*GIVEN INSTRUCTION*: Transcribe the records that follow, preserving every word.

(Items from a data source)
***

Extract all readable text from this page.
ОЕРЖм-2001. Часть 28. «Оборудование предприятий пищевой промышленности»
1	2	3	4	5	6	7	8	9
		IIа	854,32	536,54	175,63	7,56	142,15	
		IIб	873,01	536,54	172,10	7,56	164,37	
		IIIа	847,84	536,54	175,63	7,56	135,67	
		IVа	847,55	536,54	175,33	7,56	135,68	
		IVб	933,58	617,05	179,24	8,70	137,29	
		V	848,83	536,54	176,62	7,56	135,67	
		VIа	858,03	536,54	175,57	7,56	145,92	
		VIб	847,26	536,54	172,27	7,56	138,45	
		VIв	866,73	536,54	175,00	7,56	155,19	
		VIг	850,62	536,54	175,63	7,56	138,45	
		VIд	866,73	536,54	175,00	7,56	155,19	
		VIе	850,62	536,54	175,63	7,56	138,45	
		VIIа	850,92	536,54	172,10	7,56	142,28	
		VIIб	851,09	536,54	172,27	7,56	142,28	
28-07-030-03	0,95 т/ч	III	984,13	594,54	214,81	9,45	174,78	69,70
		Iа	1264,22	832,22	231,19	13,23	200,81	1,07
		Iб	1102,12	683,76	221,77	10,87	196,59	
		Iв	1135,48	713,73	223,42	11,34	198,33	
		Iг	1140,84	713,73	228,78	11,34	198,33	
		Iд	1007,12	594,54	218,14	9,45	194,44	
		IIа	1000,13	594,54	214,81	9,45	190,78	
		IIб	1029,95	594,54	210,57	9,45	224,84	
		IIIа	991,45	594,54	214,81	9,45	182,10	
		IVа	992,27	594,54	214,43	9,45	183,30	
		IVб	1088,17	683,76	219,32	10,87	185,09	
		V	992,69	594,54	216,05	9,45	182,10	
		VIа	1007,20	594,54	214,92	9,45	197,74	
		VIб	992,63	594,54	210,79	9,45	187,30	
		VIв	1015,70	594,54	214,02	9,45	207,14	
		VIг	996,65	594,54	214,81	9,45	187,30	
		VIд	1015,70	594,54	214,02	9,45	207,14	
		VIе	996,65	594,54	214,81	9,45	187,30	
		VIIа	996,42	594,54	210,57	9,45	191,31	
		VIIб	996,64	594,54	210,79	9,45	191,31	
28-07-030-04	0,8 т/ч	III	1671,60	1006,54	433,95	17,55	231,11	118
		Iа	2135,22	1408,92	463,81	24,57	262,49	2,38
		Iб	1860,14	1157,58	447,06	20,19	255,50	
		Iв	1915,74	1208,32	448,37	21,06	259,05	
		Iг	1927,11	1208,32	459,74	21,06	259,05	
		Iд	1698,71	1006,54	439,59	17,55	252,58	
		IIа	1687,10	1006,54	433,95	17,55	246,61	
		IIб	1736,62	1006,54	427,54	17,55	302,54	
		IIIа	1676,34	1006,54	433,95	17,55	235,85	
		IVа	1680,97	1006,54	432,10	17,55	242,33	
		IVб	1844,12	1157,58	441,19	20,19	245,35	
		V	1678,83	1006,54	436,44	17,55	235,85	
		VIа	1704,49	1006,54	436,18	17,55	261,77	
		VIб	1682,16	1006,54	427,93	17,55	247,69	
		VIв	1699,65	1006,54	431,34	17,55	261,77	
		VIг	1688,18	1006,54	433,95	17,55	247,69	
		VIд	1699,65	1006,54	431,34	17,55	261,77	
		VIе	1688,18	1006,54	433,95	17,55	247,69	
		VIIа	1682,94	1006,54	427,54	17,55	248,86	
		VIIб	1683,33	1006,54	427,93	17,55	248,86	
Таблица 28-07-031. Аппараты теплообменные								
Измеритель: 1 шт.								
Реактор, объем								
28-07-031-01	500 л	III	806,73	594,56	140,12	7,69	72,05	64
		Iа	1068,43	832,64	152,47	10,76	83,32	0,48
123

***

*SOLUTION TO THE PROBLEM*:
Extract all readable text from this page.
ОЕРЖм-2001. Часть 28. «Оборудование предприятий пищевой промышленности»
1	2	3	4	5	6	7	8	9
		IIа	854,32	536,54	175,63	7,56	142,15	
		IIб	873,01	536,54	172,10	7,56	164,37	
		IIIа	847,84	536,54	175,63	7,56	135,67	
		IVа	847,55	536,54	175,33	7,56	135,68	
		IVб	933,58	617,05	179,24	8,70	137,29	
		V	848,83	536,54	176,62	7,56	135,67	
		VIа	858,03	536,54	175,57	7,56	145,92	
		VIб	847,26	536,54	172,27	7,56	138,45	
		VIв	866,73	536,54	175,00	7,56	155,19	
		VIг	850,62	536,54	175,63	7,56	138,45	
		VIд	866,73	536,54	175,00	7,56	155,19	
		VIе	850,62	536,54	175,63	7,56	138,45	
		VIIа	850,92	536,54	172,10	7,56	142,28	
		VIIб	851,09	536,54	172,27	7,56	142,28	
28-07-030-03	0,95 т/ч	III	984,13	594,54	214,81	9,45	174,78	69,70
		Iа	1264,22	832,22	231,19	13,23	200,81	1,07
		Iб	1102,12	683,76	221,77	10,87	196,59	
		Iв	1135,48	713,73	223,42	11,34	198,33	
		Iг	1140,84	713,73	228,78	11,34	198,33	
		Iд	1007,12	594,54	218,14	9,45	194,44	
		IIа	1000,13	594,54	214,81	9,45	190,78	
		IIб	1029,95	594,54	210,57	9,45	224,84	
		IIIа	991,45	594,54	214,81	9,45	182,10	
		IVа	992,27	594,54	214,43	9,45	183,30	
		IVб	1088,17	683,76	219,32	10,87	185,09	
		V	992,69	594,54	216,05	9,45	182,10	
		VIа	1007,20	594,54	214,92	9,45	197,74	
		VIб	992,63	594,54	210,79	9,45	187,30	
		VIв	1015,70	594,54	214,02	9,45	207,14	
		VIг	996,65	594,54	214,81	9,45	187,30	
		VIд	1015,70	594,54	214,02	9,45	207,14	
		VIе	996,65	594,54	214,81	9,45	187,30	
		VIIа	996,42	594,54	210,57	9,45	191,31	
		VIIб	996,64	594,54	210,79	9,45	191,31	
28-07-030-04	0,8 т/ч	III	1671,60	1006,54	433,95	17,55	231,11	118
		Iа	2135,22	1408,92	463,81	24,57	262,49	2,38
		Iб	1860,14	1157,58	447,06	20,19	255,50	
		Iв	1915,74	1208,32	448,37	21,06	259,05	
		Iг	1927,11	1208,32	459,74	21,06	259,05	
		Iд	1698,71	1006,54	439,59	17,55	252,58	
		IIа	1687,10	1006,54	433,95	17,55	246,61	
		IIб	1736,62	1006,54	427,54	17,55	302,54	
		IIIа	1676,34	1006,54	433,95	17,55	235,85	
		IVа	1680,97	1006,54	432,10	17,55	242,33	
		IVб	1844,12	1157,58	441,19	20,19	245,35	
		V	1678,83	1006,54	436,44	17,55	235,85	
		VIа	1704,49	1006,54	436,18	17,55	261,77	
		VIб	1682,16	1006,54	427,93	17,55	247,69	
		VIв	1699,65	1006,54	431,34	17,55	261,77	
		VIг	1688,18	1006,54	433,95	17,55	247,69	
		VIд	1699,65	1006,54	431,34	17,55	261,77	
		VIе	1688,18	1006,54	433,95	17,55	247,69	
		VIIа	1682,94	1006,54	427,54	17,55	248,86	
		VIIб	1683,33	1006,54	427,93	17,55	248,86	
Таблица 28-07-031. Аппараты теплообменные								
Измеритель: 1 шт.								
Реактор, объем								
28-07-031-01	500 л	III	806,73	594,56	140,12	7,69	72,05	64
		Iа	1068,43	832,64	152,47	10,76	83,32	0,48
123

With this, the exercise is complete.